Records provided:
★ ★ ★
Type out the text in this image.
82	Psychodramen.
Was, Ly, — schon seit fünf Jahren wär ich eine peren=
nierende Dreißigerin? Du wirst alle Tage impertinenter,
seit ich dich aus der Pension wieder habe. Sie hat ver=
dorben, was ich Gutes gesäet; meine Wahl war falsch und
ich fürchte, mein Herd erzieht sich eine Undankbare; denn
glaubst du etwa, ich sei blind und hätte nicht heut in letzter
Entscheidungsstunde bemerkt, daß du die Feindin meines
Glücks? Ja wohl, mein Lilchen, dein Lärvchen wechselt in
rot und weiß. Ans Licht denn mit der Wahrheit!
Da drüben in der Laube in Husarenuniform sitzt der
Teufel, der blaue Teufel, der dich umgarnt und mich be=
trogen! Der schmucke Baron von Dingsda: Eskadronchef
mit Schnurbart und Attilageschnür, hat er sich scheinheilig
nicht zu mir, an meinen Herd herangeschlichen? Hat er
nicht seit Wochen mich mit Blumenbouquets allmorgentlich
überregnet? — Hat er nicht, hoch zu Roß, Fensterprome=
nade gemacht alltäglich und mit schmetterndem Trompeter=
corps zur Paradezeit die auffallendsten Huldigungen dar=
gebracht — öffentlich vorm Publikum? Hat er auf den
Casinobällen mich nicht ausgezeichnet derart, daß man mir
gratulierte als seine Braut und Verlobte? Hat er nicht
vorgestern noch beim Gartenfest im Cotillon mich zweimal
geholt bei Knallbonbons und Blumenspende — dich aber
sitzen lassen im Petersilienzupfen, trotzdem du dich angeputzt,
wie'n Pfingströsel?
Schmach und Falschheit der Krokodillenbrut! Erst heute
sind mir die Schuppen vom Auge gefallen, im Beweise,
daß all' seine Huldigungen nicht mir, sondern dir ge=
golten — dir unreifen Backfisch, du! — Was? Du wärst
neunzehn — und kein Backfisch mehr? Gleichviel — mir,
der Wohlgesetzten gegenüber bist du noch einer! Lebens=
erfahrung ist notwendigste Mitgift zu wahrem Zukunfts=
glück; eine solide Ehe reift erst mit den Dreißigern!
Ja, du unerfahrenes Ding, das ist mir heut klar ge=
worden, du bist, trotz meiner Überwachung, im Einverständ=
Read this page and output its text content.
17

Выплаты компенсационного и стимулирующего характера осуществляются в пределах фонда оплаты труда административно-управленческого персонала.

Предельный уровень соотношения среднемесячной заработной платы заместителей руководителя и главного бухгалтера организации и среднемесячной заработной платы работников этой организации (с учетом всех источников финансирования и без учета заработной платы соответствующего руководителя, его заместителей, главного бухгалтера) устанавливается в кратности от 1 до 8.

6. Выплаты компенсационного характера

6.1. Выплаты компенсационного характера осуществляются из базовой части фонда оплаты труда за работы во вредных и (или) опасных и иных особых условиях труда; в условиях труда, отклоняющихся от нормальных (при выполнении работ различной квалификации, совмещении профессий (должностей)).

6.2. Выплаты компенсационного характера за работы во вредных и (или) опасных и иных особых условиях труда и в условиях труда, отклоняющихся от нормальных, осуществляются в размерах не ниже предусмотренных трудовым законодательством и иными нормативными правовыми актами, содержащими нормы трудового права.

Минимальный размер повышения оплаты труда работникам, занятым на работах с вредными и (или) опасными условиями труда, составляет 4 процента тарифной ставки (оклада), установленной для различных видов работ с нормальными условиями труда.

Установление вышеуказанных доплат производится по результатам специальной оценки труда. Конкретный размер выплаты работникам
★ ★ ★
What the task requires: Reproduce exactly the line containing "Read this page and output its text content." and every line after it through the end of the records above, and nothing else.

Output:
Read this page and output its text content.
17

Выплаты компенсационного и стимулирующего характера осуществляются в пределах фонда оплаты труда административно-управленческого персонала.

Предельный уровень соотношения среднемесячной заработной платы заместителей руководителя и главного бухгалтера организации и среднемесячной заработной платы работников этой организации (с учетом всех источников финансирования и без учета заработной платы соответствующего руководителя, его заместителей, главного бухгалтера) устанавливается в кратности от 1 до 8.

6. Выплаты компенсационного характера

6.1. Выплаты компенсационного характера осуществляются из базовой части фонда оплаты труда за работы во вредных и (или) опасных и иных особых условиях труда; в условиях труда, отклоняющихся от нормальных (при выполнении работ различной квалификации, совмещении профессий (должностей)).

6.2. Выплаты компенсационного характера за работы во вредных и (или) опасных и иных особых условиях труда и в условиях труда, отклоняющихся от нормальных, осуществляются в размерах не ниже предусмотренных трудовым законодательством и иными нормативными правовыми актами, содержащими нормы трудового права.

Минимальный размер повышения оплаты труда работникам, занятым на работах с вредными и (или) опасными условиями труда, составляет 4 процента тарифной ставки (оклада), установленной для различных видов работ с нормальными условиями труда.

Установление вышеуказанных доплат производится по результатам специальной оценки труда. Конкретный размер выплаты работникам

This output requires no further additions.